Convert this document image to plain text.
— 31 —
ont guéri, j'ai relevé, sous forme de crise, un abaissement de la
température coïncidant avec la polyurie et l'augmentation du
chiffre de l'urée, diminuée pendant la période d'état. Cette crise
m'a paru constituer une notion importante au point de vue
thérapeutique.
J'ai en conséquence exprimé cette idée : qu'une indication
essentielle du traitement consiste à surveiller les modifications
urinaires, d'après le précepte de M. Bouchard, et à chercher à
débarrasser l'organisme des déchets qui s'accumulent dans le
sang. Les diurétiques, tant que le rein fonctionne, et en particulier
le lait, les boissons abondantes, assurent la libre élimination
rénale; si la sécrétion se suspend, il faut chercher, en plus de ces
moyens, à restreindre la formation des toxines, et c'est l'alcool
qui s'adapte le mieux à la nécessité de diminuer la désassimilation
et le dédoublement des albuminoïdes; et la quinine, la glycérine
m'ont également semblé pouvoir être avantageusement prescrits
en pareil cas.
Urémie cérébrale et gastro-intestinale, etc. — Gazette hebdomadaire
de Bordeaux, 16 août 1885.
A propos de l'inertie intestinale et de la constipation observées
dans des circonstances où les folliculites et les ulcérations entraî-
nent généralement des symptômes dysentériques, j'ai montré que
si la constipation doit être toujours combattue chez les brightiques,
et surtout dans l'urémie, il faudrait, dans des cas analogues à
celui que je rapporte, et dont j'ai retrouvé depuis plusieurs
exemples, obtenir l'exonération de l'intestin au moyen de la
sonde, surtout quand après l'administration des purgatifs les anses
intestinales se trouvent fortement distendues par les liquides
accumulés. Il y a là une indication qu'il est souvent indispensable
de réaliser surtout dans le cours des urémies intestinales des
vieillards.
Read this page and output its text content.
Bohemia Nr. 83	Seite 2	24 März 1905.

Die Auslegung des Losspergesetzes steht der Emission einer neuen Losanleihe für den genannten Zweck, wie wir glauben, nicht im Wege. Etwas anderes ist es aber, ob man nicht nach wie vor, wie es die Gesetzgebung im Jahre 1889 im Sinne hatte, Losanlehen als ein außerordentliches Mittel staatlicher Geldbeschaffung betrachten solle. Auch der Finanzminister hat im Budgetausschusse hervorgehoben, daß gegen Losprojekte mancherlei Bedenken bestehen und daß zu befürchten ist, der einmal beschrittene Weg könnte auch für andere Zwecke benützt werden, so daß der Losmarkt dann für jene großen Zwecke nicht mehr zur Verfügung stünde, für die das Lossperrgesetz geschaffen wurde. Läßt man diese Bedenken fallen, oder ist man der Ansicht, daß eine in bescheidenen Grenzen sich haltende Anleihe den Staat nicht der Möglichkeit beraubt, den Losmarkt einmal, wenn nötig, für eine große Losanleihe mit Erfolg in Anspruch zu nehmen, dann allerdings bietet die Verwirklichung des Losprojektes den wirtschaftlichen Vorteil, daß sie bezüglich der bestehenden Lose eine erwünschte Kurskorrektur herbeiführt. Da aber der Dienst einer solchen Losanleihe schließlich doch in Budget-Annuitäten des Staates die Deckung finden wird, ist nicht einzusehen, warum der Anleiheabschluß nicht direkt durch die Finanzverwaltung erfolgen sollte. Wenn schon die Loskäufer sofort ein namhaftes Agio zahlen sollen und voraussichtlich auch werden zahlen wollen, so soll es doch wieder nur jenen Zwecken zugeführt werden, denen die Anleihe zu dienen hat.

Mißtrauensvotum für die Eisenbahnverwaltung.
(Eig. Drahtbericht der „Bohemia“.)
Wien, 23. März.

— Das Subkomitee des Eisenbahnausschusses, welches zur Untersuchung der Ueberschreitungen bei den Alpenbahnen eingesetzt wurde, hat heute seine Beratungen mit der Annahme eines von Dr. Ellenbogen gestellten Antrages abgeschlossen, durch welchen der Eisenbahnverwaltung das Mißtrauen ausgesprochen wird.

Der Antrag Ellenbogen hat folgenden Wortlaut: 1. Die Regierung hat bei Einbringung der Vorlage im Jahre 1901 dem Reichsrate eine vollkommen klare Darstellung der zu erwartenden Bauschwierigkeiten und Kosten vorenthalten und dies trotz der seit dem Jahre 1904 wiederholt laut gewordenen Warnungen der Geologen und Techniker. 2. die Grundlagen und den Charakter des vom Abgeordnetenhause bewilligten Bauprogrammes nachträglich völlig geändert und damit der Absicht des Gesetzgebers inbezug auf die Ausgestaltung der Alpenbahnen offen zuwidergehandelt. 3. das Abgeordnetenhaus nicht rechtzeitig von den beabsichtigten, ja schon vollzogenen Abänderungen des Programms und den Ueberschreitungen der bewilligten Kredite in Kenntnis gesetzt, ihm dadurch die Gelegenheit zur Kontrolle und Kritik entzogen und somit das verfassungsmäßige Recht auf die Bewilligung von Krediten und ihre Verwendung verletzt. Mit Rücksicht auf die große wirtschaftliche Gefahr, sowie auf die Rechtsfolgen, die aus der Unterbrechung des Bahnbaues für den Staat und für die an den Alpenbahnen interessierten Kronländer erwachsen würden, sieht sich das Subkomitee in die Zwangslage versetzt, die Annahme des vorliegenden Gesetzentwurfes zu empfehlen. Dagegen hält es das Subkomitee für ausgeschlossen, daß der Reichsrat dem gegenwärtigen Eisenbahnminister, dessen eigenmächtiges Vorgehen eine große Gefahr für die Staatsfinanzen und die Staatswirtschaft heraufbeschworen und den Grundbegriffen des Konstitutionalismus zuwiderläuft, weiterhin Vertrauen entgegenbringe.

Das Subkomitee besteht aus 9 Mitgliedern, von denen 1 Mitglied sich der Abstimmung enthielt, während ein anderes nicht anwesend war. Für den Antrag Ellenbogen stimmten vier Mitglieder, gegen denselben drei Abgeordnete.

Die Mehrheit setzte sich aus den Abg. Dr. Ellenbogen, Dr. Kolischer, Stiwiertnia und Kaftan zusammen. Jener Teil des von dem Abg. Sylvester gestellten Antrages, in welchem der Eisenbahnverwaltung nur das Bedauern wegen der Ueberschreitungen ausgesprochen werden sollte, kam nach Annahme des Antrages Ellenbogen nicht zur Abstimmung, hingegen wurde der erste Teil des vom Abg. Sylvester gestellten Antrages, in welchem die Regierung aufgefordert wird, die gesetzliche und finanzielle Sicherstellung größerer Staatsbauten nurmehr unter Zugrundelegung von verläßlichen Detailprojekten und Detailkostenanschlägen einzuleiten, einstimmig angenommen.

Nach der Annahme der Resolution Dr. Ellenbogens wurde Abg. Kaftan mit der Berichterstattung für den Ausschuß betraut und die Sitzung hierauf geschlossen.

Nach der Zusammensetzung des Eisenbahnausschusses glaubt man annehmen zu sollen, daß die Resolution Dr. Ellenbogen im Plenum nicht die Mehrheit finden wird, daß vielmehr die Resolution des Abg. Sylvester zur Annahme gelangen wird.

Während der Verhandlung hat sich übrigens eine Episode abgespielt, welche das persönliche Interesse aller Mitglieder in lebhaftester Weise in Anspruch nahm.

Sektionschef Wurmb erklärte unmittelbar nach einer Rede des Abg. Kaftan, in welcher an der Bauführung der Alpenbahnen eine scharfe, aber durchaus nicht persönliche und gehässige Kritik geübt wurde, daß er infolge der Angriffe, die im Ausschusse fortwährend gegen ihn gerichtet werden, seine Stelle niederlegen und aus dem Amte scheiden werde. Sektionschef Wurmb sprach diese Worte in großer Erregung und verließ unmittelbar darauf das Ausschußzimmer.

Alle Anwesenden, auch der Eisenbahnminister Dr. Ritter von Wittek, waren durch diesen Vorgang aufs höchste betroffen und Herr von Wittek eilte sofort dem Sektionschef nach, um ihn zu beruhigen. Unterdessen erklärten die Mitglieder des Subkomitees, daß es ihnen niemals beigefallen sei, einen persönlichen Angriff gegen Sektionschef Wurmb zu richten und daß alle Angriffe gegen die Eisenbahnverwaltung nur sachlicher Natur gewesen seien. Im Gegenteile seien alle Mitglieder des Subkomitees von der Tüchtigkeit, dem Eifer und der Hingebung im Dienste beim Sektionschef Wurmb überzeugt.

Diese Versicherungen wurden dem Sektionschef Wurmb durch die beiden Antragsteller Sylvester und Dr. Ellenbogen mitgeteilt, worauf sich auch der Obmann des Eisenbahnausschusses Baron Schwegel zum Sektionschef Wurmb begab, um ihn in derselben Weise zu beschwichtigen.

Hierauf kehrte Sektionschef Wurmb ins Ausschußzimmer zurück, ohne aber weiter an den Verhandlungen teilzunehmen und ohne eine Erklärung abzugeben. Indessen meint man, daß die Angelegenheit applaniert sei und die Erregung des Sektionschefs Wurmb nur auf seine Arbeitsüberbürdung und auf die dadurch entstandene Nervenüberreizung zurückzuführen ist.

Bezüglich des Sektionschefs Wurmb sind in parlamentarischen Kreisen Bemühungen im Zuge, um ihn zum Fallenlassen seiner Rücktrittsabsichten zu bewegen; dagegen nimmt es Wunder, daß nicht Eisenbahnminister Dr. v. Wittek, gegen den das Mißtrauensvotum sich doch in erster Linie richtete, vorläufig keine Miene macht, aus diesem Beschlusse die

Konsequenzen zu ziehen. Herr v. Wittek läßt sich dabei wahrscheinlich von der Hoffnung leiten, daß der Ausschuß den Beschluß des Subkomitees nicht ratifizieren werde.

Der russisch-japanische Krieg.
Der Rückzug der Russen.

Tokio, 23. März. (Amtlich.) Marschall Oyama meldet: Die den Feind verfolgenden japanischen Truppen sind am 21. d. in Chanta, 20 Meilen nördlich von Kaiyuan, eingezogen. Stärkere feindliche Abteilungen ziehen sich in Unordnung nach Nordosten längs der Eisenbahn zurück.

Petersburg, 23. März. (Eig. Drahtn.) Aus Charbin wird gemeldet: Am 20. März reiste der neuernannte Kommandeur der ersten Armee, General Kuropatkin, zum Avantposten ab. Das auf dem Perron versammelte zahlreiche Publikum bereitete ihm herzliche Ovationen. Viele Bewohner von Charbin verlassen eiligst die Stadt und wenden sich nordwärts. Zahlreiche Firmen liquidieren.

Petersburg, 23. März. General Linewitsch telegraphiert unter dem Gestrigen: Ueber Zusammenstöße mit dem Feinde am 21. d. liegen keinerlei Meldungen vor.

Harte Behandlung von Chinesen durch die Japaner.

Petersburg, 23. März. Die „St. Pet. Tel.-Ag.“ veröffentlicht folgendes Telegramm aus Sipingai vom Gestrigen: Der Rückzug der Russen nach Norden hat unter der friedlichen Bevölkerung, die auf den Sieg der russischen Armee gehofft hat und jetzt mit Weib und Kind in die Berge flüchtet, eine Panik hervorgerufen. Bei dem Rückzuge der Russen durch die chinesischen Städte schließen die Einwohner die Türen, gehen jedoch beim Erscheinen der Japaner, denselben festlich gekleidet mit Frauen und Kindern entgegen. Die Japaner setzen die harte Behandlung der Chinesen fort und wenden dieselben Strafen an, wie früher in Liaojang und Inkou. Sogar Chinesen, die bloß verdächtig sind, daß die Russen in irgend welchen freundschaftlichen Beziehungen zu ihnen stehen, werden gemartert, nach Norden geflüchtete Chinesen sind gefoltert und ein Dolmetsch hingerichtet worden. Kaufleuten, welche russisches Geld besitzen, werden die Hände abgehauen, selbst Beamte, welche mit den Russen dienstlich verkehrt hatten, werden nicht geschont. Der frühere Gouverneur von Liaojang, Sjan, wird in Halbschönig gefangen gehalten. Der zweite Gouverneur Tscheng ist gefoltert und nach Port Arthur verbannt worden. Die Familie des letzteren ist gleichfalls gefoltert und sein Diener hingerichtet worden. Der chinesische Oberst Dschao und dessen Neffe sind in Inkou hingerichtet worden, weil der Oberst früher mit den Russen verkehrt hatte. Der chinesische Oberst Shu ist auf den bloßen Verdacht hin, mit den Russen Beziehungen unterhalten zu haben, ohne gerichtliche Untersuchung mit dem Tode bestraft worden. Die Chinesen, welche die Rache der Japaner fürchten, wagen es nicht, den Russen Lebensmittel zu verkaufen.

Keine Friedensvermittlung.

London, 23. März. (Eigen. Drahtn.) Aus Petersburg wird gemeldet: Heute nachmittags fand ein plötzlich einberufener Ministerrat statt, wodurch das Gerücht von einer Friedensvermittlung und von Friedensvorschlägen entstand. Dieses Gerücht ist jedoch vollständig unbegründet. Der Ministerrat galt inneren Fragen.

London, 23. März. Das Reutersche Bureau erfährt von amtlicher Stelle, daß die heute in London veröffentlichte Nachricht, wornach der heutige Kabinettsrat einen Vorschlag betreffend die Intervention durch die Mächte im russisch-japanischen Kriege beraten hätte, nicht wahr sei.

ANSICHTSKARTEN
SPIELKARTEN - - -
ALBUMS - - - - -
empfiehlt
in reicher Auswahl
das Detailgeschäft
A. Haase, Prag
§
Which lines above contain the word "Russen"? Copy each of them.

Task result:
Der Rückzug der Russen.
Petersburg, 23. März. Die „St. Pet. Tel.-Ag.“ veröffentlicht folgendes Telegramm aus Sipingai vom Gestrigen: Der Rückzug der Russen nach Norden hat unter der friedlichen Bevölkerung, die auf den Sieg der russischen Armee gehofft hat und jetzt mit Weib und Kind in die Berge flüchtet, eine Panik hervorgerufen. Bei dem Rückzuge der Russen durch die chinesischen Städte schließen die Einwohner die Türen, gehen jedoch beim Erscheinen der Japaner, denselben festlich gekleidet mit Frauen und Kindern entgegen. Die Japaner setzen die harte Behandlung der Chinesen fort und wenden dieselben Strafen an, wie früher in Liaojang und Inkou. Sogar Chinesen, die bloß verdächtig sind, daß die Russen in irgend welchen freundschaftlichen Beziehungen zu ihnen stehen, werden gemartert, nach Norden geflüchtete Chinesen sind gefoltert und ein Dolmetsch hingerichtet worden. Kaufleuten, welche russisches Geld besitzen, werden die Hände abgehauen, selbst Beamte, welche mit den Russen dienstlich verkehrt hatten, werden nicht geschont. Der frühere Gouverneur von Liaojang, Sjan, wird in Halbschönig gefangen gehalten. Der zweite Gouverneur Tscheng ist gefoltert und nach Port Arthur verbannt worden. Die Familie des letzteren ist gleichfalls gefoltert und sein Diener hingerichtet worden. Der chinesische Oberst Dschao und dessen Neffe sind in Inkou hingerichtet worden, weil der Oberst früher mit den Russen verkehrt hatte. Der chinesische Oberst Shu ist auf den bloßen Verdacht hin, mit den Russen Beziehungen unterhalten zu haben, ohne gerichtliche Untersuchung mit dem Tode bestraft worden. Die Chinesen, welche die Rache der Japaner fürchten, wagen es nicht, den Russen Lebensmittel zu verkaufen.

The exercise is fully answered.